Dataset items:
^^^^^^^^

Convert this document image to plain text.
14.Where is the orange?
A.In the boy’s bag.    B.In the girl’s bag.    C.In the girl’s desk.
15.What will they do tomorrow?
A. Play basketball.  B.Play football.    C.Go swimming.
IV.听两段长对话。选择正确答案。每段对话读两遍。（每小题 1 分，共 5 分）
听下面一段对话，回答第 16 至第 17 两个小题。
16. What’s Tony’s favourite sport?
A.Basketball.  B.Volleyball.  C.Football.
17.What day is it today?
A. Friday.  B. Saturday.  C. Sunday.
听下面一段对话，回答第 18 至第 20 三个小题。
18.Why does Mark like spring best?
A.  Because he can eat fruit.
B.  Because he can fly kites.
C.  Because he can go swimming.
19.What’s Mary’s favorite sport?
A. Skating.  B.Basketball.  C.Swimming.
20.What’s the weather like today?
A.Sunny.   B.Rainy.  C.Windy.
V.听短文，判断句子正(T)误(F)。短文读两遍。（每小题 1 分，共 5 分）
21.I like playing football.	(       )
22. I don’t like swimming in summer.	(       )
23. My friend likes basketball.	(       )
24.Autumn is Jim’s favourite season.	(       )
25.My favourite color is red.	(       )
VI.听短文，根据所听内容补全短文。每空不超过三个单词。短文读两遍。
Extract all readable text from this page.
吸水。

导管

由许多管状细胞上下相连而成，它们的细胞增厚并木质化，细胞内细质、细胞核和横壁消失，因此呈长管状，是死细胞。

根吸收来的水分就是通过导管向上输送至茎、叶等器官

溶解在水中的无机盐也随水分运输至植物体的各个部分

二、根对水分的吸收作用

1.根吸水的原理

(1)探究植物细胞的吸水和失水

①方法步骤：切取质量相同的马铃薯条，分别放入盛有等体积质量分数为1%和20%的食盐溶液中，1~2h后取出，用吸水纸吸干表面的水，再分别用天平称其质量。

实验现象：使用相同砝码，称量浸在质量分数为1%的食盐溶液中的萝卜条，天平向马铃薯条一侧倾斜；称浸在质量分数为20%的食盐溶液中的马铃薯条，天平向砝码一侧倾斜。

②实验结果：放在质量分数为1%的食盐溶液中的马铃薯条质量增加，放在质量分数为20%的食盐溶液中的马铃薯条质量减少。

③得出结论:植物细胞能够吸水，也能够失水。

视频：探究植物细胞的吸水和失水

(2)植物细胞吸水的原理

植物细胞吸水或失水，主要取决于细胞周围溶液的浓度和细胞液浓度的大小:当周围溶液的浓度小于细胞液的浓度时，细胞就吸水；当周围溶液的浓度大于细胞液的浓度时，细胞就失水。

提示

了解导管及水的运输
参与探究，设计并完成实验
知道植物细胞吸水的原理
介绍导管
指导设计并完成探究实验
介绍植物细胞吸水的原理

^^^^^^^^

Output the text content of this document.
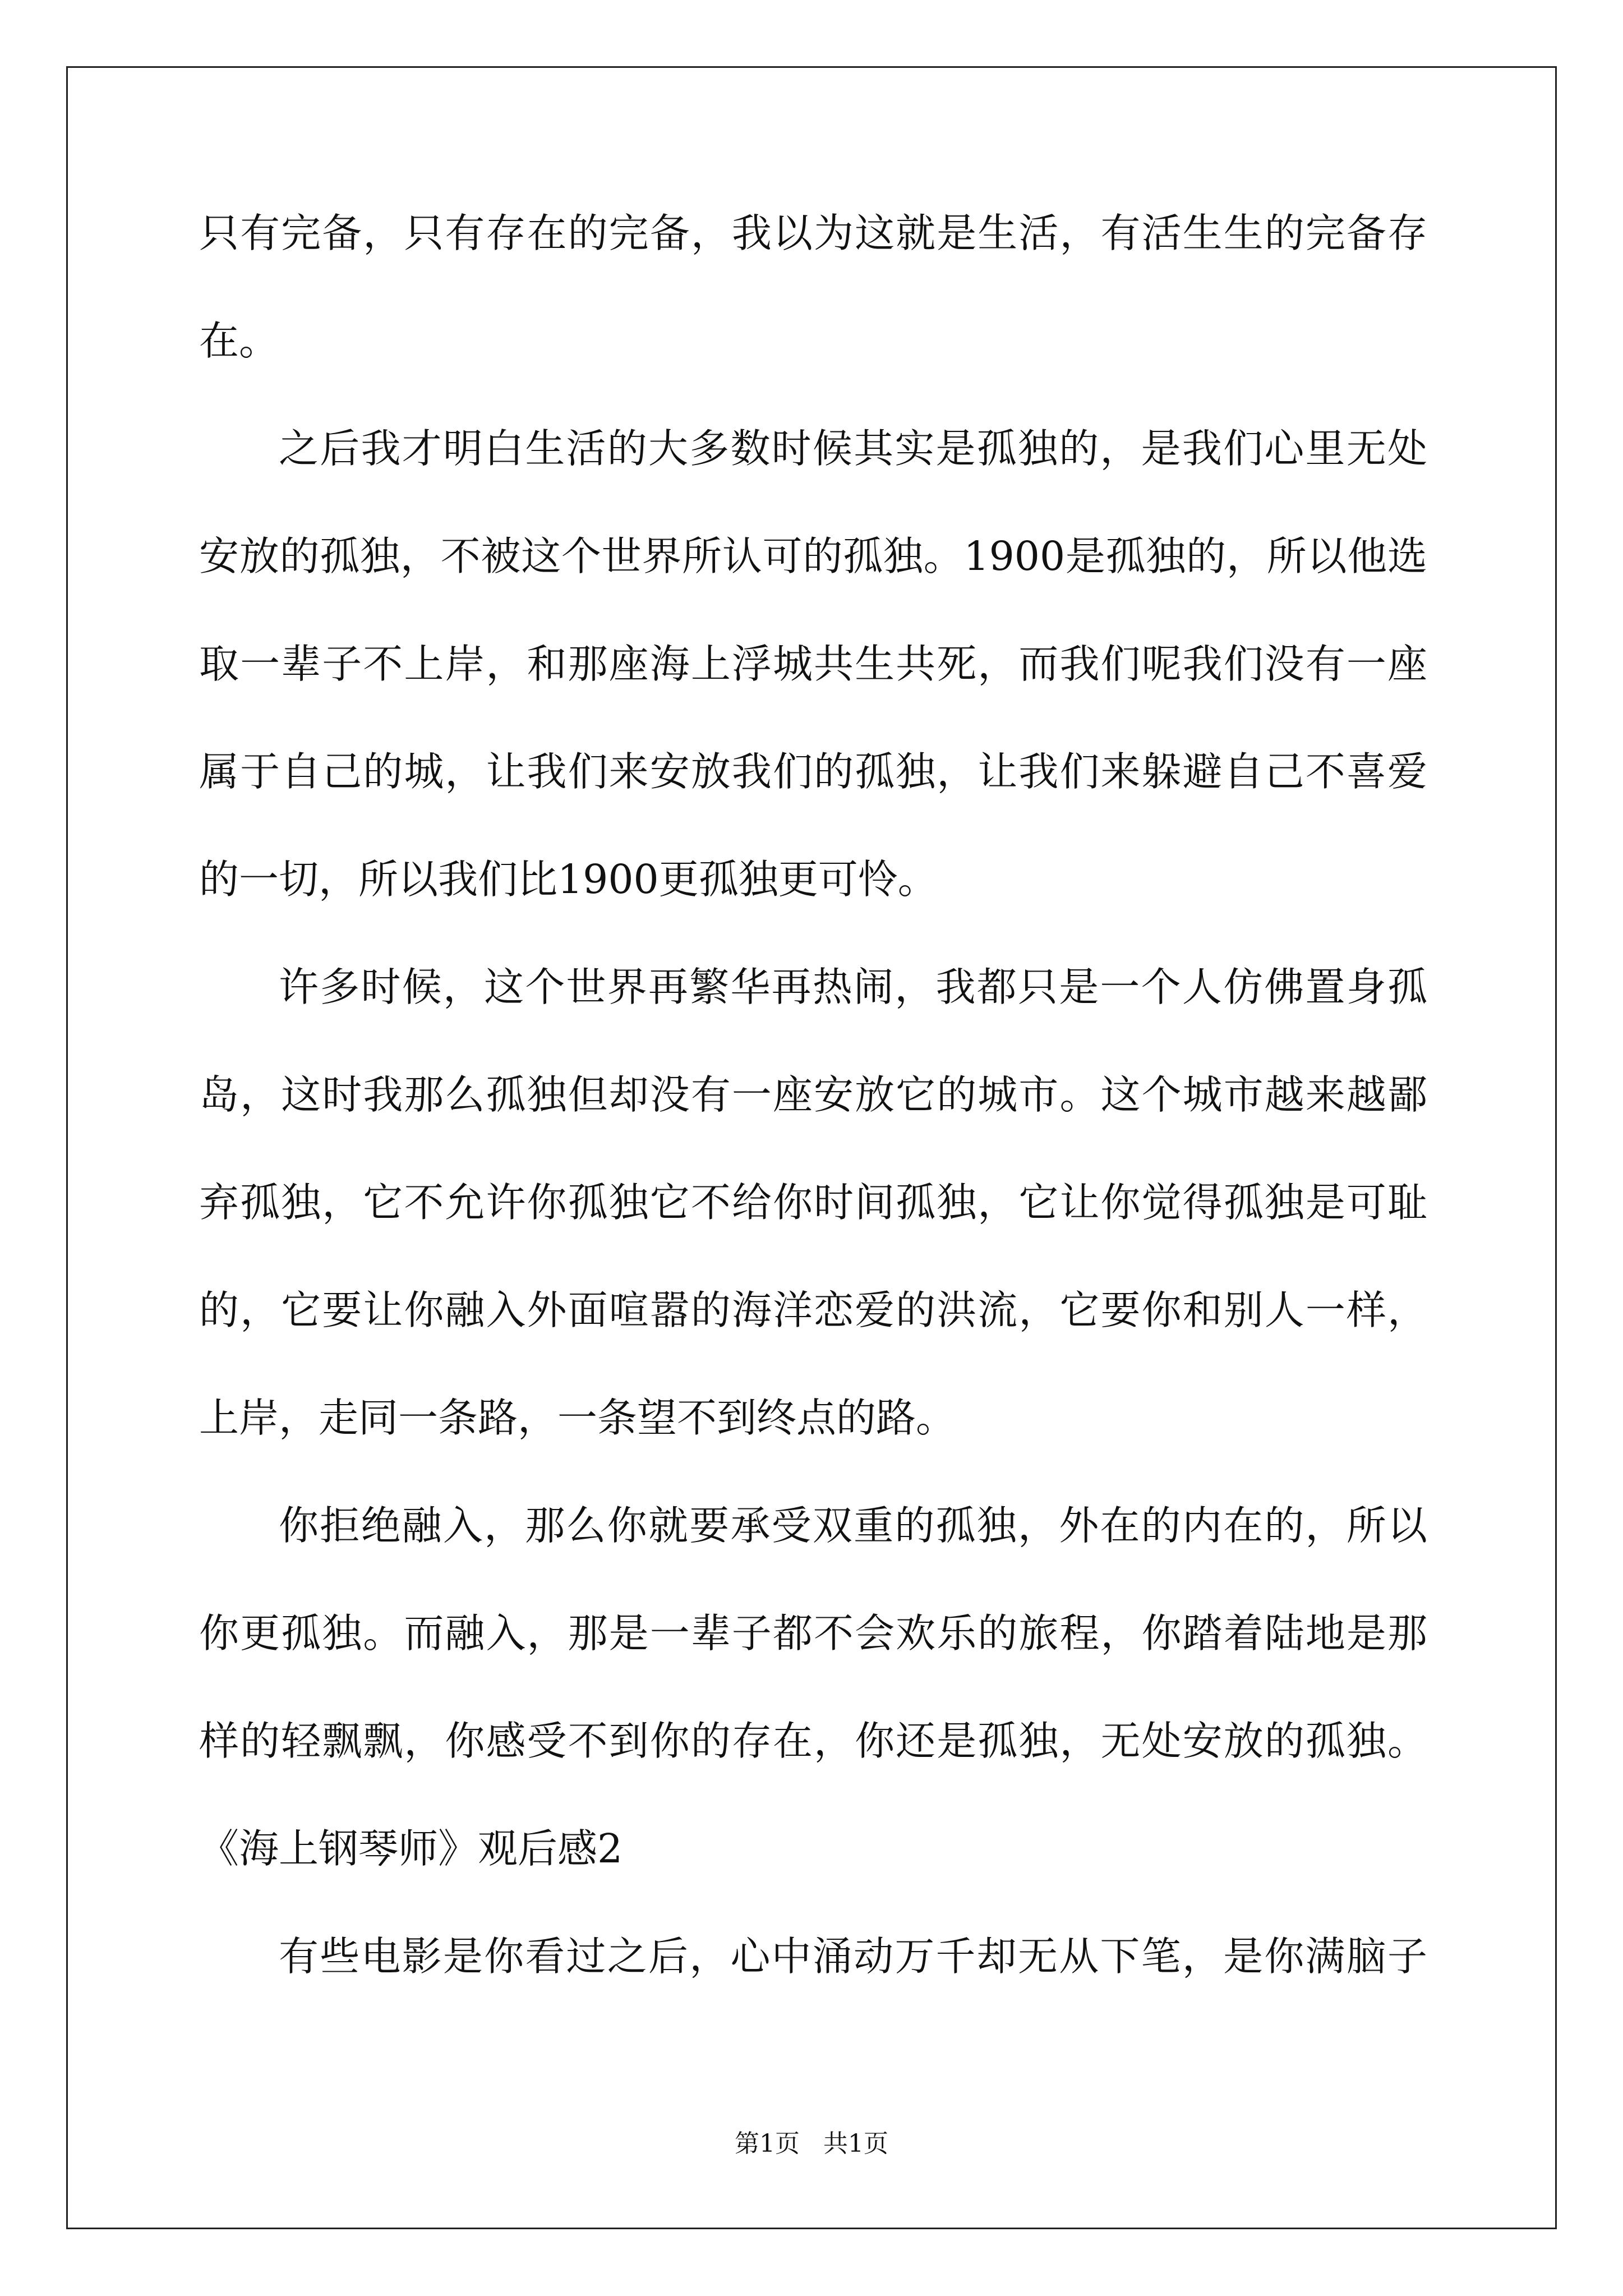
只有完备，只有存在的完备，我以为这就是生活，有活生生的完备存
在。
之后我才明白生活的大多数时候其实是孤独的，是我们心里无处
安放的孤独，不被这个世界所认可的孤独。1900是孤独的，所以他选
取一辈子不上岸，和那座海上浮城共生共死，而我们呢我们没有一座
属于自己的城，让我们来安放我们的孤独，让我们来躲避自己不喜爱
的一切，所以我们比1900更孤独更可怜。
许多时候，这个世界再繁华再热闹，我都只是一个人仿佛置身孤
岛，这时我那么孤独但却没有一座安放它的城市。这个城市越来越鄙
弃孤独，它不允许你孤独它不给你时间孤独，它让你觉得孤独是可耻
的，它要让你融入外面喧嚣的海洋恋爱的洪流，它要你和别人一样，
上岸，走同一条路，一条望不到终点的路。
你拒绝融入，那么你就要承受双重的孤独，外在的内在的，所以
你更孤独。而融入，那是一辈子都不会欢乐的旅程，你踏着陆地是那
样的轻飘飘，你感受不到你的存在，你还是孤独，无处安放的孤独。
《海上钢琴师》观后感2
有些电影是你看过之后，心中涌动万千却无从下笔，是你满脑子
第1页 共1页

^^^^^^^^

YOUR GOAL: Pull out all lines containing the word "听下面一段对话" from the entries above.

IN RESPONSE:
听下面一段对话，回答第 16 至第 17 两个小题。
听下面一段对话，回答第 18 至第 20 三个小题。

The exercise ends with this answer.